* What is asked
Extract the records in full, leaving every picture out.
* BEGIN Supplied material *
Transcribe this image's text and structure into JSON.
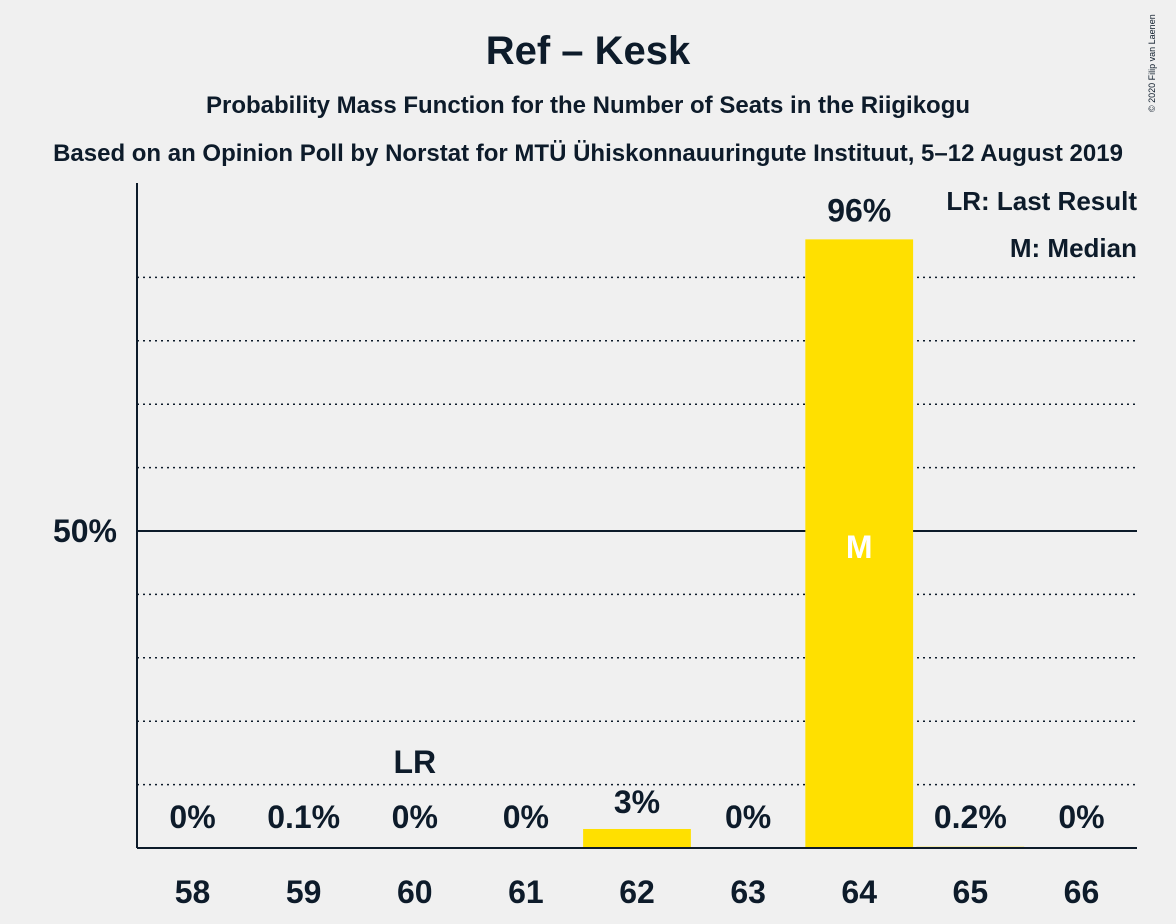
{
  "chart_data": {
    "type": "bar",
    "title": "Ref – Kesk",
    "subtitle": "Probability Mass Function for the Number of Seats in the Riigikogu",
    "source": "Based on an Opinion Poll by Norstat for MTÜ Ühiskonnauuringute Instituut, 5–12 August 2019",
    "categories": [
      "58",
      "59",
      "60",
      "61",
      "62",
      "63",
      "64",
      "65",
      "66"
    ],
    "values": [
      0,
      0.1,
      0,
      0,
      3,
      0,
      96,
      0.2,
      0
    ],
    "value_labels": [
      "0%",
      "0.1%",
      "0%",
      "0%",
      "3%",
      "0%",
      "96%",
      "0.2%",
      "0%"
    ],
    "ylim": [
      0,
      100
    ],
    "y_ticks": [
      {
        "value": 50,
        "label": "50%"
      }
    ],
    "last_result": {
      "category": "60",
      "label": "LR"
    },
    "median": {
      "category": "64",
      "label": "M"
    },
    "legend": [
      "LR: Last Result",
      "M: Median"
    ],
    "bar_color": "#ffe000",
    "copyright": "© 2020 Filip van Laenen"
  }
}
* END Supplied material *
* Solution for this task
Transcribe this image's text and structure into JSON.
{
  "chart_data": {
    "type": "bar",
    "title": "Ref – Kesk",
    "subtitle": "Probability Mass Function for the Number of Seats in the Riigikogu",
    "source": "Based on an Opinion Poll by Norstat for MTÜ Ühiskonnauuringute Instituut, 5–12 August 2019",
    "categories": [
      "58",
      "59",
      "60",
      "61",
      "62",
      "63",
      "64",
      "65",
      "66"
    ],
    "values": [
      0,
      0.1,
      0,
      0,
      3,
      0,
      96,
      0.2,
      0
    ],
    "value_labels": [
      "0%",
      "0.1%",
      "0%",
      "0%",
      "3%",
      "0%",
      "96%",
      "0.2%",
      "0%"
    ],
    "ylim": [
      0,
      100
    ],
    "y_ticks": [
      {
        "value": 50,
        "label": "50%"
      }
    ],
    "last_result": {
      "category": "60",
      "label": "LR"
    },
    "median": {
      "category": "64",
      "label": "M"
    },
    "legend": [
      "LR: Last Result",
      "M: Median"
    ],
    "bar_color": "#ffe000",
    "copyright": "© 2020 Filip van Laenen"
  }
}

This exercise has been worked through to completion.